▶ Challenge: Return the lines where the word "JSON" occurs.

+--

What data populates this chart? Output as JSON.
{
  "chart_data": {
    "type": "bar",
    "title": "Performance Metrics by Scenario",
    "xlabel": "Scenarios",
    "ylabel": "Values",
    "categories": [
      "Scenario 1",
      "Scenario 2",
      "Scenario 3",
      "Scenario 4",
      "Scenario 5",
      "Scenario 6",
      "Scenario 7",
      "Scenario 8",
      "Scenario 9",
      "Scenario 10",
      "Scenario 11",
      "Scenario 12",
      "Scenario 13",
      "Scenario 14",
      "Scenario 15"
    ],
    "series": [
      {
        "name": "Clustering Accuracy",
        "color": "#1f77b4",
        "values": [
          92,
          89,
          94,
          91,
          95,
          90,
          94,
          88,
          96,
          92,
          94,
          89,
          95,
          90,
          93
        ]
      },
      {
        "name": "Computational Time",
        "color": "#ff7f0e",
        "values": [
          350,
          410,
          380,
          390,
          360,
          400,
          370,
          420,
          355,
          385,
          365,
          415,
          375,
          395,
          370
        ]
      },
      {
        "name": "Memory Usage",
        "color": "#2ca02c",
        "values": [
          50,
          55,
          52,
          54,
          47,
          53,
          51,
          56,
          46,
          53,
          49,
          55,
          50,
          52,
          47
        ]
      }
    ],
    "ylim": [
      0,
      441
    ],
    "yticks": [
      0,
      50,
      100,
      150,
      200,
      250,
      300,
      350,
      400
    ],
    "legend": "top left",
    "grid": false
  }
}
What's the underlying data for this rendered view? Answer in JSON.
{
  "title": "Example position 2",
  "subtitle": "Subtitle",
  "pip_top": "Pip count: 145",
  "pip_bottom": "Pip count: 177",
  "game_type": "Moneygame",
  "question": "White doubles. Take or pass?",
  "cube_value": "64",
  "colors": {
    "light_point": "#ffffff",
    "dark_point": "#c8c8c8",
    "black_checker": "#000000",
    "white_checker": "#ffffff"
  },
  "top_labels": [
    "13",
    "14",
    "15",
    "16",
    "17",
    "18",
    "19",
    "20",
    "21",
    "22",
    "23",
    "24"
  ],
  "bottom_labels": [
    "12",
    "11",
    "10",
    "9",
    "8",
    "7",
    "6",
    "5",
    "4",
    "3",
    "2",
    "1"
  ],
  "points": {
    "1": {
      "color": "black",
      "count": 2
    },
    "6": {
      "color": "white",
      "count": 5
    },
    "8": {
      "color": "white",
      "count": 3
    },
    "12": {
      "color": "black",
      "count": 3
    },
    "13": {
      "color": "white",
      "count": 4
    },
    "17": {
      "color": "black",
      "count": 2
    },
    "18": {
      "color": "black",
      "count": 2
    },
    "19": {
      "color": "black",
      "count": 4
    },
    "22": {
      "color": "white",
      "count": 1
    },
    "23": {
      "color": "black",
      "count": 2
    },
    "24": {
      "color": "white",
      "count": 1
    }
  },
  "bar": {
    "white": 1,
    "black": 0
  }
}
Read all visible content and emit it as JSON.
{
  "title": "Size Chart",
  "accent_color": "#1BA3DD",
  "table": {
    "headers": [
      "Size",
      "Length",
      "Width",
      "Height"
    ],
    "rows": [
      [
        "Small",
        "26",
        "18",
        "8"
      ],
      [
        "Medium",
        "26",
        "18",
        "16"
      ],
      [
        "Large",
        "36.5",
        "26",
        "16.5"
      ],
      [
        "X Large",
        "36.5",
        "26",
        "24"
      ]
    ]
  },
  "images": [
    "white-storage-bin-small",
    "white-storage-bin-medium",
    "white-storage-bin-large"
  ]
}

+--

▶ The response:
What data populates this chart? Output as JSON.
What's the underlying data for this rendered view? Answer in JSON.
Read all visible content and emit it as JSON.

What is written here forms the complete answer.